ФРАГМЕНТ ДОКУМЕНТА -
Театр — вот его тайна

Виктор Шендерович — мой друг, и дружба с такой знаменитостью мне льстит. Иной раз меня даже просят достать билет на его концерт, что само по себе изрядная редкость, так как институт авторского вечера, даже в любимой народом области смеха, вышел из моды. Все труднее в одиночку удержать зал, сосредоточить его внимание на одном голосе и одной фигуре. При том градусе, которого достигла жизнь в стране, камерность практически не выживает.

Секрет колоссального сегодняшнего успеха Виктора Шендеровича — в его, я бы сказала, поразительном чувстве повседневности. Тверже всех из цеха, носящего условное название «сатира и юмор», он держит «руку на пульсе».

Шендерович с одинаковым блеском может сработать «адресный» фельетон по конкретному поводу и фельетонное эссе — иронический комментарий к явлению или событию. Как профессионал, я без натяжек могу отрекомендовать Витю в качестве классного журналиста, чье перо органично вписывается в актуальный ритм и жесткий регламент газеты. Эти тексты мы еженедельно читаем в «Московских новостях».

Впрочем, и ирония как метод, и иронический комментарий как жанр в современной литературе и журналистике плодоносят довольно щедро. Личная заслуга Шендеровича в том, что он едва ли не единственный, кто хранит традиции русского фельетона: жанра, умершего вместе с последним и блистательным его представителем в советской литературе — Леонидом Лиходеевым. Он понимает ценность детали и умеет с ней работать, умеет находить и строить образ, ориентируется в общественно-культурном и историческом контексте. В результате злободневное газетное чтение оказывается гуманитарно заряженным и вызывает радостный отклик отточенностью формы. Фельетон и эссе — те жанры, которые больше всего тяготеют к литературе, но политическая ангажированность, как правило, удерживает их в пограничной зоне. Шендерович — единственный после Лиходеева мастер, чья фельетонная культура позволяет проводить эти тексты по разряду прозы.

ВХОДНЫЕ ДАННЫЕ -

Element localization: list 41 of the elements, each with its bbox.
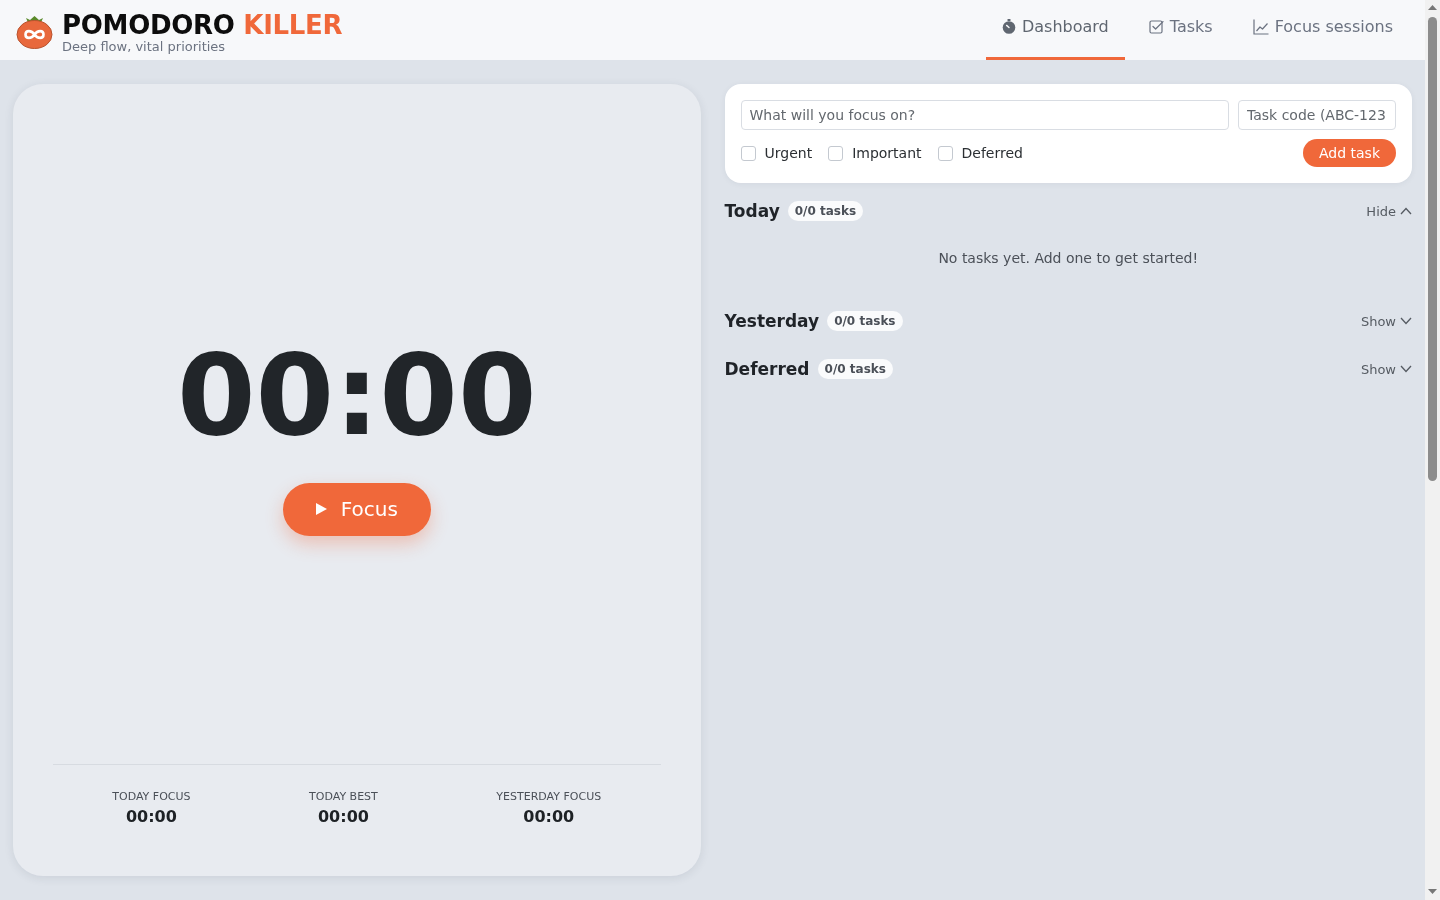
task-count-badge: 0/0 tasks: [827, 311, 903, 331]
stat-label: TODAY BEST: [309, 790, 378, 804]
section-title: Deferred: [724, 359, 810, 379]
app-title: POMODORO KILLER: [62, 9, 343, 40]
checkbox-tick-icon: [1148, 19, 1164, 34]
add-task-button[interactable]: Add task: [1302, 139, 1396, 167]
stat-value: 00:00: [523, 807, 575, 827]
section-title: Today: [724, 201, 780, 221]
scroll-up-arrow-icon[interactable]: [1428, 5, 1437, 10]
nav-tab[interactable]: Focus sessions: [1236, 0, 1409, 60]
stat-value: 00:00: [125, 807, 177, 827]
stat-label: YESTERDAY FOCUS: [496, 790, 602, 804]
section-title: Yesterday: [724, 311, 820, 331]
checkbox[interactable]: [828, 145, 844, 161]
task-code-input[interactable]: Task code (ABC-123: [1238, 100, 1396, 130]
toggle-button[interactable]: Hide: [1366, 203, 1412, 219]
line-chart-icon: [1252, 18, 1269, 35]
task-title-input[interactable]: What will you focus on?: [740, 100, 1229, 130]
scrollbar[interactable]: [1425, 0, 1440, 900]
checkbox[interactable]: [937, 145, 953, 161]
toggle-button[interactable]: Show: [1360, 361, 1412, 377]
checkbox-label: Important: [852, 145, 922, 161]
tagline: Deep flow, vital priorities: [62, 38, 227, 55]
toggle-button[interactable]: Show: [1360, 313, 1412, 329]
tomato-logo-icon: [16, 13, 53, 49]
empty-message: No tasks yet. Add one to get started!: [937, 249, 1200, 268]
checkbox[interactable]: [740, 145, 756, 161]
checkbox-label: Urgent: [764, 145, 813, 161]
play-icon: [315, 503, 327, 515]
checkbox-label: Deferred: [961, 145, 1023, 161]
task-count-badge: 0/0 tasks: [787, 201, 864, 221]
stat-value: 00:00: [317, 807, 369, 827]
timer-display: 00:00: [176, 332, 537, 457]
stat-label: TODAY FOCUS: [112, 790, 191, 804]
focus-button[interactable]: Focus: [282, 482, 431, 536]
stopwatch-icon: [1001, 19, 1016, 34]
nav-tab[interactable]: Tasks: [1132, 0, 1229, 60]
scroll-down-arrow-icon[interactable]: [1428, 889, 1437, 894]
scrollbar-thumb[interactable]: [1428, 17, 1437, 481]
nav-tab[interactable]: Dashboard: [985, 0, 1125, 60]
task-count-badge: 0/0 tasks: [817, 359, 893, 379]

СПИСОК ЗАДАНИЙ -
1 - Какие слова и выражения в заметке о Шендеровиче заключены в кавычки-ёлочки? Перечислите их все.
2 - Повторите без изменений участок записей от строки, содержащей «task-count-badge: 0/0 tasks: [827, 311, 903, 331]», по строку, содержащую «toggle-button[interactable]: Show: [1360, 361, 1412, 377]», включая обе.

ОТВЕТЫ -
1 - «сатира и юмор», «руку на пульсе», «адресный», «Московских новостях»

2 -
task-count-badge: 0/0 tasks: [827, 311, 903, 331]
stat-label: TODAY BEST: [309, 790, 378, 804]
section-title: Deferred: [724, 359, 810, 379]
app-title: POMODORO KILLER: [62, 9, 343, 40]
checkbox-tick-icon: [1148, 19, 1164, 34]
add-task-button[interactable]: Add task: [1302, 139, 1396, 167]
stat-value: 00:00: [523, 807, 575, 827]
section-title: Today: [724, 201, 780, 221]
scroll-up-arrow-icon[interactable]: [1428, 5, 1437, 10]
nav-tab[interactable]: Focus sessions: [1236, 0, 1409, 60]
stat-value: 00:00: [125, 807, 177, 827]
stat-label: YESTERDAY FOCUS: [496, 790, 602, 804]
section-title: Yesterday: [724, 311, 820, 331]
checkbox[interactable]: [828, 145, 844, 161]
task-code-input[interactable]: Task code (ABC-123: [1238, 100, 1396, 130]
toggle-button[interactable]: Hide: [1366, 203, 1412, 219]
line-chart-icon: [1252, 18, 1269, 35]
task-title-input[interactable]: What will you focus on?: [740, 100, 1229, 130]
scrollbar[interactable]: [1425, 0, 1440, 900]
checkbox[interactable]: [937, 145, 953, 161]
toggle-button[interactable]: Show: [1360, 361, 1412, 377]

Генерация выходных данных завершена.